START

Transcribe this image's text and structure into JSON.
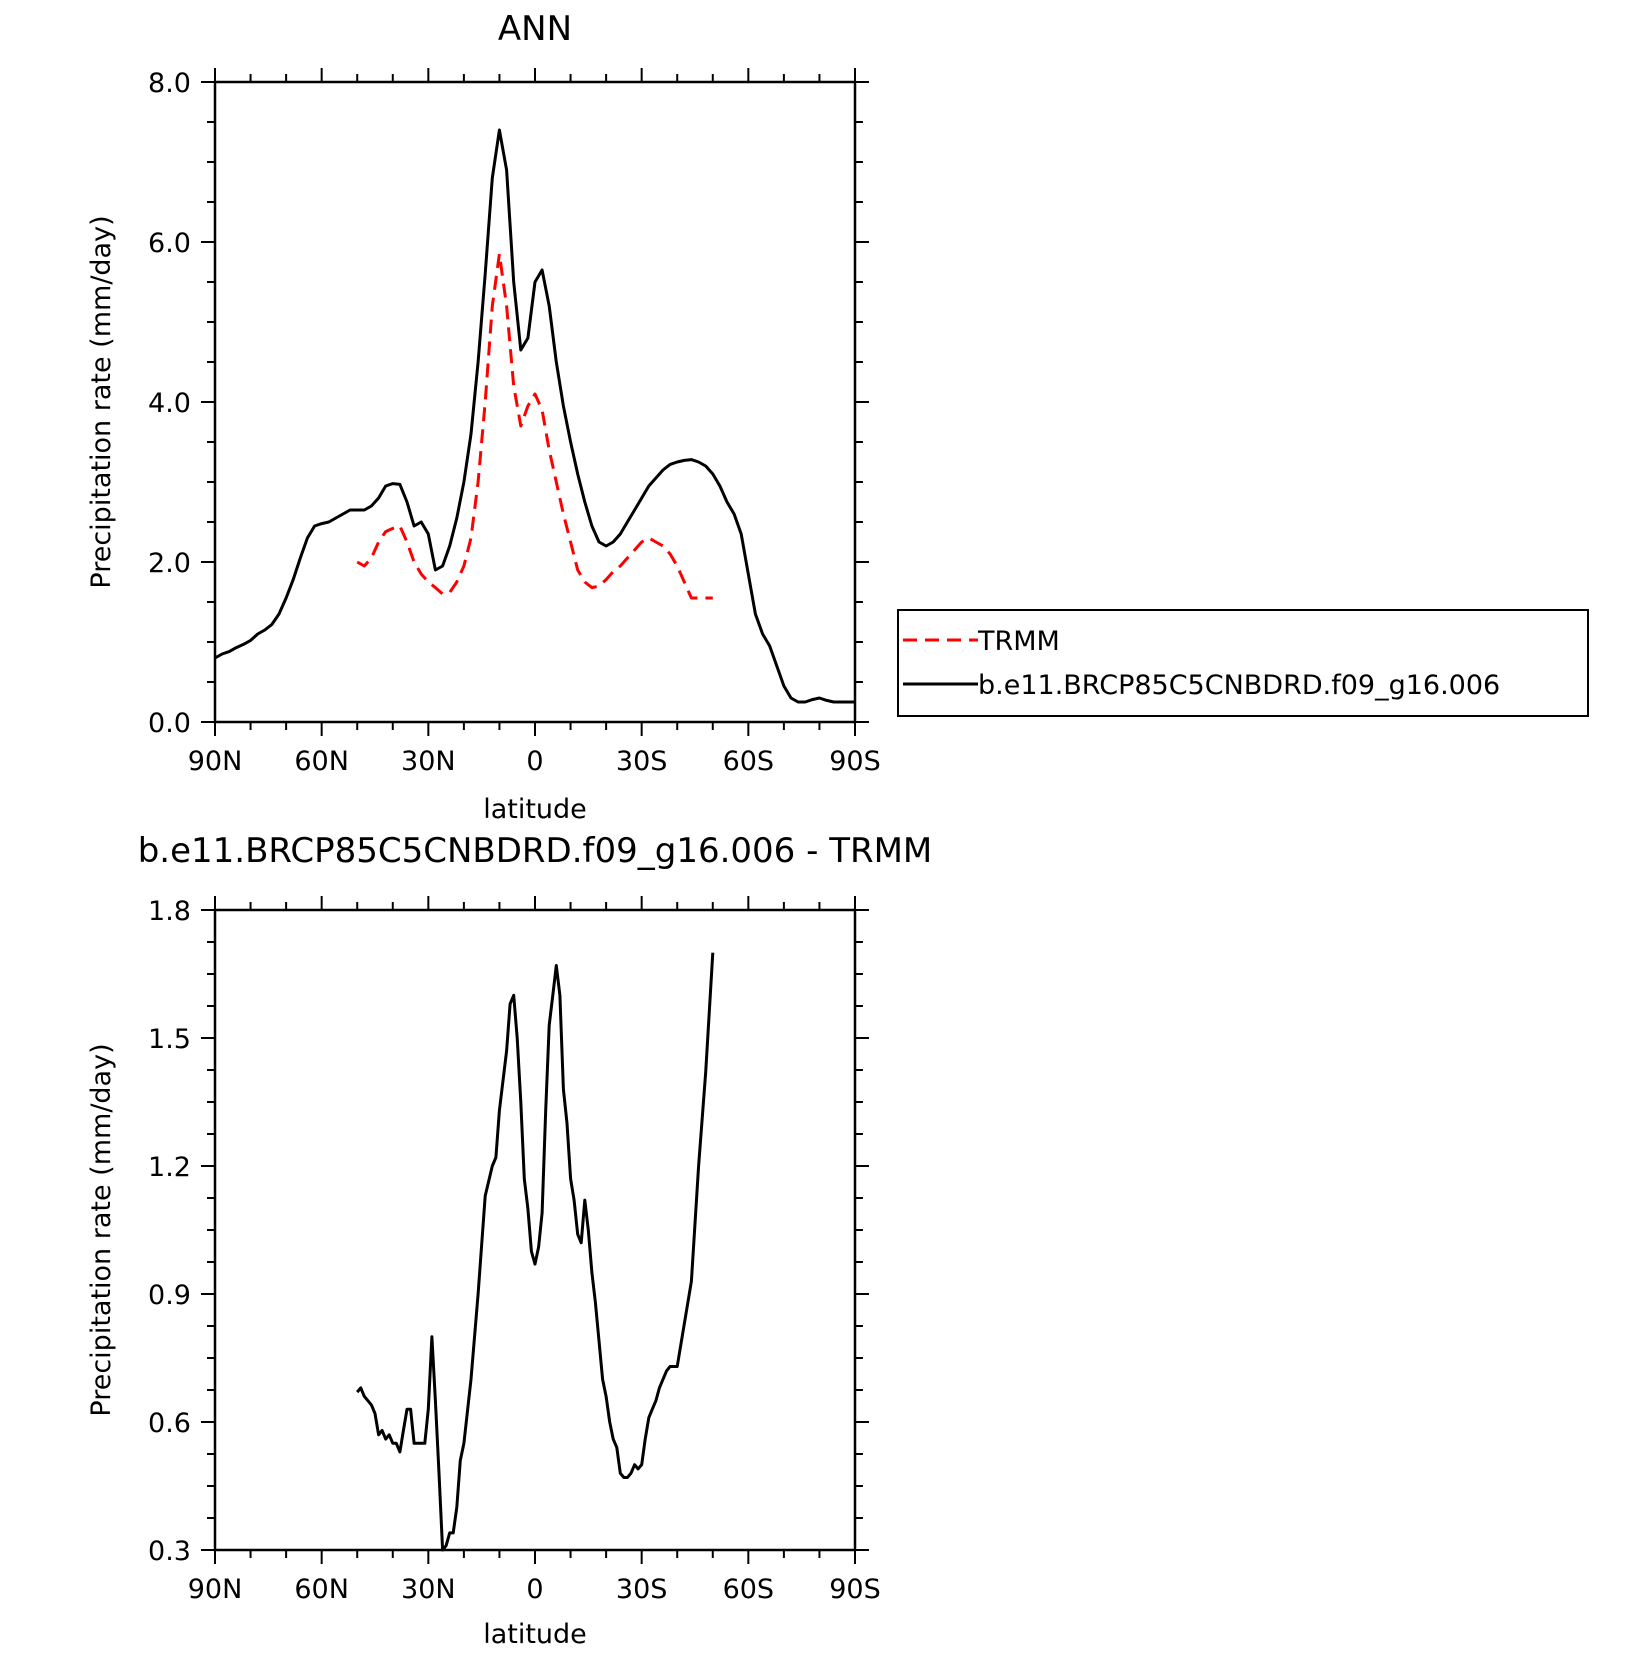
{
  "chart_data": [
    {
      "type": "line",
      "title": "ANN",
      "xlabel": "latitude",
      "ylabel": "Precipitation rate (mm/day)",
      "xlim": [
        90,
        -90
      ],
      "ylim": [
        0.0,
        8.0
      ],
      "xticks": [
        90,
        60,
        30,
        0,
        -30,
        -60,
        -90
      ],
      "xtick_labels": [
        "90N",
        "60N",
        "30N",
        "0",
        "30S",
        "60S",
        "90S"
      ],
      "yticks": [
        0.0,
        2.0,
        4.0,
        6.0,
        8.0
      ],
      "ytick_labels": [
        "0.0",
        "2.0",
        "4.0",
        "6.0",
        "8.0"
      ],
      "grid": false,
      "legend_position": "right",
      "series": [
        {
          "name": "TRMM",
          "color": "#ff0000",
          "dash": "dashed",
          "x": [
            50,
            48,
            46,
            44,
            42,
            40,
            38,
            36,
            34,
            32,
            30,
            28,
            26,
            24,
            22,
            20,
            18,
            16,
            14,
            12,
            10,
            8,
            6,
            4,
            2,
            0,
            -2,
            -4,
            -6,
            -8,
            -10,
            -12,
            -14,
            -16,
            -18,
            -20,
            -22,
            -24,
            -26,
            -28,
            -30,
            -32,
            -34,
            -36,
            -38,
            -40,
            -42,
            -44,
            -46,
            -48,
            -50
          ],
          "y": [
            2.0,
            1.95,
            2.05,
            2.25,
            2.38,
            2.42,
            2.45,
            2.25,
            2.0,
            1.85,
            1.75,
            1.68,
            1.6,
            1.62,
            1.75,
            1.95,
            2.3,
            3.0,
            4.0,
            5.2,
            5.85,
            5.2,
            4.2,
            3.7,
            3.95,
            4.1,
            3.9,
            3.4,
            3.0,
            2.6,
            2.25,
            1.9,
            1.75,
            1.68,
            1.7,
            1.78,
            1.88,
            1.95,
            2.05,
            2.15,
            2.25,
            2.3,
            2.25,
            2.2,
            2.1,
            1.95,
            1.75,
            1.55,
            1.55,
            1.55,
            1.55
          ]
        },
        {
          "name": "b.e11.BRCP85C5CNBDRD.f09_g16.006",
          "color": "#000000",
          "dash": "solid",
          "x": [
            90,
            88,
            86,
            84,
            82,
            80,
            78,
            76,
            74,
            72,
            70,
            68,
            66,
            64,
            62,
            60,
            58,
            56,
            54,
            52,
            50,
            48,
            46,
            44,
            42,
            40,
            38,
            36,
            34,
            32,
            30,
            28,
            26,
            24,
            22,
            20,
            18,
            16,
            14,
            12,
            10,
            8,
            6,
            4,
            2,
            0,
            -2,
            -4,
            -6,
            -8,
            -10,
            -12,
            -14,
            -16,
            -18,
            -20,
            -22,
            -24,
            -26,
            -28,
            -30,
            -32,
            -34,
            -36,
            -38,
            -40,
            -42,
            -44,
            -46,
            -48,
            -50,
            -52,
            -54,
            -56,
            -58,
            -60,
            -62,
            -64,
            -66,
            -68,
            -70,
            -72,
            -74,
            -76,
            -78,
            -80,
            -82,
            -84,
            -86,
            -88,
            -90
          ],
          "y": [
            0.8,
            0.85,
            0.88,
            0.93,
            0.97,
            1.02,
            1.1,
            1.15,
            1.22,
            1.35,
            1.55,
            1.78,
            2.05,
            2.3,
            2.45,
            2.48,
            2.5,
            2.55,
            2.6,
            2.65,
            2.65,
            2.65,
            2.7,
            2.8,
            2.95,
            2.98,
            2.97,
            2.75,
            2.45,
            2.5,
            2.35,
            1.9,
            1.95,
            2.2,
            2.55,
            3.0,
            3.6,
            4.5,
            5.6,
            6.8,
            7.4,
            6.9,
            5.5,
            4.65,
            4.8,
            5.5,
            5.65,
            5.2,
            4.5,
            3.95,
            3.5,
            3.1,
            2.75,
            2.45,
            2.25,
            2.2,
            2.25,
            2.35,
            2.5,
            2.65,
            2.8,
            2.95,
            3.05,
            3.15,
            3.22,
            3.25,
            3.27,
            3.28,
            3.25,
            3.2,
            3.1,
            2.95,
            2.75,
            2.6,
            2.35,
            1.85,
            1.35,
            1.1,
            0.95,
            0.7,
            0.45,
            0.3,
            0.25,
            0.25,
            0.28,
            0.3,
            0.27,
            0.25,
            0.25,
            0.25,
            0.25
          ]
        }
      ]
    },
    {
      "type": "line",
      "title": "b.e11.BRCP85C5CNBDRD.f09_g16.006 - TRMM",
      "xlabel": "latitude",
      "ylabel": "Precipitation rate (mm/day)",
      "xlim": [
        90,
        -90
      ],
      "ylim": [
        0.3,
        1.8
      ],
      "xticks": [
        90,
        60,
        30,
        0,
        -30,
        -60,
        -90
      ],
      "xtick_labels": [
        "90N",
        "60N",
        "30N",
        "0",
        "30S",
        "60S",
        "90S"
      ],
      "yticks": [
        0.3,
        0.6,
        0.9,
        1.2,
        1.5,
        1.8
      ],
      "ytick_labels": [
        "0.3",
        "0.6",
        "0.9",
        "1.2",
        "1.5",
        "1.8"
      ],
      "grid": false,
      "series": [
        {
          "color": "#000000",
          "dash": "solid",
          "x": [
            50,
            49,
            48,
            47,
            46,
            45,
            44,
            43,
            42,
            41,
            40,
            39,
            38,
            37,
            36,
            35,
            34,
            33,
            32,
            31,
            30,
            29,
            28,
            27,
            26,
            25,
            24,
            23,
            22,
            21,
            20,
            18,
            16,
            14,
            12,
            11,
            10,
            9,
            8,
            7,
            6,
            5,
            4,
            3,
            2,
            1,
            0,
            -1,
            -2,
            -3,
            -4,
            -5,
            -6,
            -7,
            -8,
            -9,
            -10,
            -11,
            -12,
            -13,
            -14,
            -15,
            -16,
            -17,
            -18,
            -19,
            -20,
            -21,
            -22,
            -23,
            -24,
            -25,
            -26,
            -27,
            -28,
            -29,
            -30,
            -31,
            -32,
            -33,
            -34,
            -35,
            -36,
            -37,
            -38,
            -39,
            -40,
            -42,
            -44,
            -46,
            -48,
            -50
          ],
          "y": [
            0.67,
            0.68,
            0.66,
            0.65,
            0.64,
            0.62,
            0.57,
            0.58,
            0.56,
            0.57,
            0.55,
            0.55,
            0.53,
            0.58,
            0.63,
            0.63,
            0.55,
            0.55,
            0.55,
            0.55,
            0.63,
            0.8,
            0.65,
            0.48,
            0.3,
            0.31,
            0.34,
            0.34,
            0.4,
            0.51,
            0.55,
            0.7,
            0.9,
            1.13,
            1.2,
            1.22,
            1.33,
            1.4,
            1.47,
            1.58,
            1.6,
            1.5,
            1.35,
            1.17,
            1.1,
            1.0,
            0.97,
            1.01,
            1.09,
            1.33,
            1.53,
            1.6,
            1.67,
            1.6,
            1.38,
            1.3,
            1.17,
            1.12,
            1.04,
            1.02,
            1.12,
            1.05,
            0.95,
            0.88,
            0.79,
            0.7,
            0.66,
            0.6,
            0.56,
            0.54,
            0.48,
            0.47,
            0.47,
            0.48,
            0.5,
            0.49,
            0.5,
            0.56,
            0.61,
            0.63,
            0.65,
            0.68,
            0.7,
            0.72,
            0.73,
            0.73,
            0.73,
            0.83,
            0.93,
            1.2,
            1.42,
            1.7
          ]
        }
      ]
    }
  ]
}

END

Your task is to retype all the entries exactly and leave out any pictures.

**Complete output:**
Transcribe this image's text and structure into JSON.
{
  "chart_data": [
    {
      "type": "line",
      "title": "ANN",
      "xlabel": "latitude",
      "ylabel": "Precipitation rate (mm/day)",
      "xlim": [
        90,
        -90
      ],
      "ylim": [
        0.0,
        8.0
      ],
      "xticks": [
        90,
        60,
        30,
        0,
        -30,
        -60,
        -90
      ],
      "xtick_labels": [
        "90N",
        "60N",
        "30N",
        "0",
        "30S",
        "60S",
        "90S"
      ],
      "yticks": [
        0.0,
        2.0,
        4.0,
        6.0,
        8.0
      ],
      "ytick_labels": [
        "0.0",
        "2.0",
        "4.0",
        "6.0",
        "8.0"
      ],
      "grid": false,
      "legend_position": "right",
      "series": [
        {
          "name": "TRMM",
          "color": "#ff0000",
          "dash": "dashed",
          "x": [
            50,
            48,
            46,
            44,
            42,
            40,
            38,
            36,
            34,
            32,
            30,
            28,
            26,
            24,
            22,
            20,
            18,
            16,
            14,
            12,
            10,
            8,
            6,
            4,
            2,
            0,
            -2,
            -4,
            -6,
            -8,
            -10,
            -12,
            -14,
            -16,
            -18,
            -20,
            -22,
            -24,
            -26,
            -28,
            -30,
            -32,
            -34,
            -36,
            -38,
            -40,
            -42,
            -44,
            -46,
            -48,
            -50
          ],
          "y": [
            2.0,
            1.95,
            2.05,
            2.25,
            2.38,
            2.42,
            2.45,
            2.25,
            2.0,
            1.85,
            1.75,
            1.68,
            1.6,
            1.62,
            1.75,
            1.95,
            2.3,
            3.0,
            4.0,
            5.2,
            5.85,
            5.2,
            4.2,
            3.7,
            3.95,
            4.1,
            3.9,
            3.4,
            3.0,
            2.6,
            2.25,
            1.9,
            1.75,
            1.68,
            1.7,
            1.78,
            1.88,
            1.95,
            2.05,
            2.15,
            2.25,
            2.3,
            2.25,
            2.2,
            2.1,
            1.95,
            1.75,
            1.55,
            1.55,
            1.55,
            1.55
          ]
        },
        {
          "name": "b.e11.BRCP85C5CNBDRD.f09_g16.006",
          "color": "#000000",
          "dash": "solid",
          "x": [
            90,
            88,
            86,
            84,
            82,
            80,
            78,
            76,
            74,
            72,
            70,
            68,
            66,
            64,
            62,
            60,
            58,
            56,
            54,
            52,
            50,
            48,
            46,
            44,
            42,
            40,
            38,
            36,
            34,
            32,
            30,
            28,
            26,
            24,
            22,
            20,
            18,
            16,
            14,
            12,
            10,
            8,
            6,
            4,
            2,
            0,
            -2,
            -4,
            -6,
            -8,
            -10,
            -12,
            -14,
            -16,
            -18,
            -20,
            -22,
            -24,
            -26,
            -28,
            -30,
            -32,
            -34,
            -36,
            -38,
            -40,
            -42,
            -44,
            -46,
            -48,
            -50,
            -52,
            -54,
            -56,
            -58,
            -60,
            -62,
            -64,
            -66,
            -68,
            -70,
            -72,
            -74,
            -76,
            -78,
            -80,
            -82,
            -84,
            -86,
            -88,
            -90
          ],
          "y": [
            0.8,
            0.85,
            0.88,
            0.93,
            0.97,
            1.02,
            1.1,
            1.15,
            1.22,
            1.35,
            1.55,
            1.78,
            2.05,
            2.3,
            2.45,
            2.48,
            2.5,
            2.55,
            2.6,
            2.65,
            2.65,
            2.65,
            2.7,
            2.8,
            2.95,
            2.98,
            2.97,
            2.75,
            2.45,
            2.5,
            2.35,
            1.9,
            1.95,
            2.2,
            2.55,
            3.0,
            3.6,
            4.5,
            5.6,
            6.8,
            7.4,
            6.9,
            5.5,
            4.65,
            4.8,
            5.5,
            5.65,
            5.2,
            4.5,
            3.95,
            3.5,
            3.1,
            2.75,
            2.45,
            2.25,
            2.2,
            2.25,
            2.35,
            2.5,
            2.65,
            2.8,
            2.95,
            3.05,
            3.15,
            3.22,
            3.25,
            3.27,
            3.28,
            3.25,
            3.2,
            3.1,
            2.95,
            2.75,
            2.6,
            2.35,
            1.85,
            1.35,
            1.1,
            0.95,
            0.7,
            0.45,
            0.3,
            0.25,
            0.25,
            0.28,
            0.3,
            0.27,
            0.25,
            0.25,
            0.25,
            0.25
          ]
        }
      ]
    },
    {
      "type": "line",
      "title": "b.e11.BRCP85C5CNBDRD.f09_g16.006 - TRMM",
      "xlabel": "latitude",
      "ylabel": "Precipitation rate (mm/day)",
      "xlim": [
        90,
        -90
      ],
      "ylim": [
        0.3,
        1.8
      ],
      "xticks": [
        90,
        60,
        30,
        0,
        -30,
        -60,
        -90
      ],
      "xtick_labels": [
        "90N",
        "60N",
        "30N",
        "0",
        "30S",
        "60S",
        "90S"
      ],
      "yticks": [
        0.3,
        0.6,
        0.9,
        1.2,
        1.5,
        1.8
      ],
      "ytick_labels": [
        "0.3",
        "0.6",
        "0.9",
        "1.2",
        "1.5",
        "1.8"
      ],
      "grid": false,
      "series": [
        {
          "color": "#000000",
          "dash": "solid",
          "x": [
            50,
            49,
            48,
            47,
            46,
            45,
            44,
            43,
            42,
            41,
            40,
            39,
            38,
            37,
            36,
            35,
            34,
            33,
            32,
            31,
            30,
            29,
            28,
            27,
            26,
            25,
            24,
            23,
            22,
            21,
            20,
            18,
            16,
            14,
            12,
            11,
            10,
            9,
            8,
            7,
            6,
            5,
            4,
            3,
            2,
            1,
            0,
            -1,
            -2,
            -3,
            -4,
            -5,
            -6,
            -7,
            -8,
            -9,
            -10,
            -11,
            -12,
            -13,
            -14,
            -15,
            -16,
            -17,
            -18,
            -19,
            -20,
            -21,
            -22,
            -23,
            -24,
            -25,
            -26,
            -27,
            -28,
            -29,
            -30,
            -31,
            -32,
            -33,
            -34,
            -35,
            -36,
            -37,
            -38,
            -39,
            -40,
            -42,
            -44,
            -46,
            -48,
            -50
          ],
          "y": [
            0.67,
            0.68,
            0.66,
            0.65,
            0.64,
            0.62,
            0.57,
            0.58,
            0.56,
            0.57,
            0.55,
            0.55,
            0.53,
            0.58,
            0.63,
            0.63,
            0.55,
            0.55,
            0.55,
            0.55,
            0.63,
            0.8,
            0.65,
            0.48,
            0.3,
            0.31,
            0.34,
            0.34,
            0.4,
            0.51,
            0.55,
            0.7,
            0.9,
            1.13,
            1.2,
            1.22,
            1.33,
            1.4,
            1.47,
            1.58,
            1.6,
            1.5,
            1.35,
            1.17,
            1.1,
            1.0,
            0.97,
            1.01,
            1.09,
            1.33,
            1.53,
            1.6,
            1.67,
            1.6,
            1.38,
            1.3,
            1.17,
            1.12,
            1.04,
            1.02,
            1.12,
            1.05,
            0.95,
            0.88,
            0.79,
            0.7,
            0.66,
            0.6,
            0.56,
            0.54,
            0.48,
            0.47,
            0.47,
            0.48,
            0.5,
            0.49,
            0.5,
            0.56,
            0.61,
            0.63,
            0.65,
            0.68,
            0.7,
            0.72,
            0.73,
            0.73,
            0.73,
            0.83,
            0.93,
            1.2,
            1.42,
            1.7
          ]
        }
      ]
    }
  ]
}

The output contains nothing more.